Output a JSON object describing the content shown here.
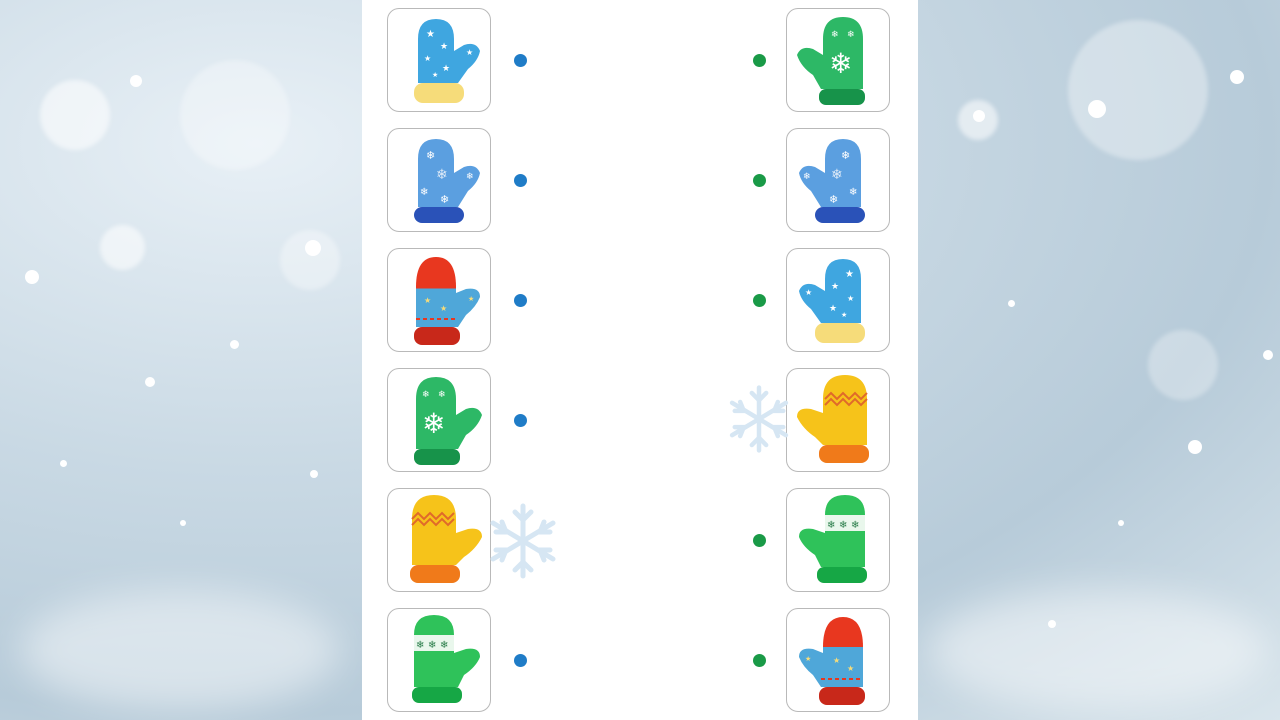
{
  "game": {
    "left_column": [
      {
        "mitten": "blue-stars",
        "dot": "blue"
      },
      {
        "mitten": "blue-snowflakes",
        "dot": "blue"
      },
      {
        "mitten": "red-cap-blue-stars",
        "dot": "blue"
      },
      {
        "mitten": "green-snowflake",
        "dot": "blue"
      },
      {
        "mitten": "yellow-zigzag",
        "dot": null
      },
      {
        "mitten": "green-white-band",
        "dot": "blue"
      }
    ],
    "right_column": [
      {
        "mitten": "green-snowflake",
        "dot": "green"
      },
      {
        "mitten": "blue-snowflakes",
        "dot": "green"
      },
      {
        "mitten": "blue-stars",
        "dot": "green"
      },
      {
        "mitten": "yellow-zigzag",
        "dot": null
      },
      {
        "mitten": "green-white-band",
        "dot": "green"
      },
      {
        "mitten": "red-cap-blue-stars",
        "dot": "green"
      }
    ],
    "colors": {
      "left_dot": "#1f7cc7",
      "right_dot": "#1a9a47",
      "sheet": "#ffffff",
      "card_border": "#b9b9b9"
    }
  }
}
--------------------
Set task:
Set down every record once more, word for word, without pictures.

Response below:
Output a JSON object describing the content shown here.
{
  "game": {
    "left_column": [
      {
        "mitten": "blue-stars",
        "dot": "blue"
      },
      {
        "mitten": "blue-snowflakes",
        "dot": "blue"
      },
      {
        "mitten": "red-cap-blue-stars",
        "dot": "blue"
      },
      {
        "mitten": "green-snowflake",
        "dot": "blue"
      },
      {
        "mitten": "yellow-zigzag",
        "dot": null
      },
      {
        "mitten": "green-white-band",
        "dot": "blue"
      }
    ],
    "right_column": [
      {
        "mitten": "green-snowflake",
        "dot": "green"
      },
      {
        "mitten": "blue-snowflakes",
        "dot": "green"
      },
      {
        "mitten": "blue-stars",
        "dot": "green"
      },
      {
        "mitten": "yellow-zigzag",
        "dot": null
      },
      {
        "mitten": "green-white-band",
        "dot": "green"
      },
      {
        "mitten": "red-cap-blue-stars",
        "dot": "green"
      }
    ],
    "colors": {
      "left_dot": "#1f7cc7",
      "right_dot": "#1a9a47",
      "sheet": "#ffffff",
      "card_border": "#b9b9b9"
    }
  }
}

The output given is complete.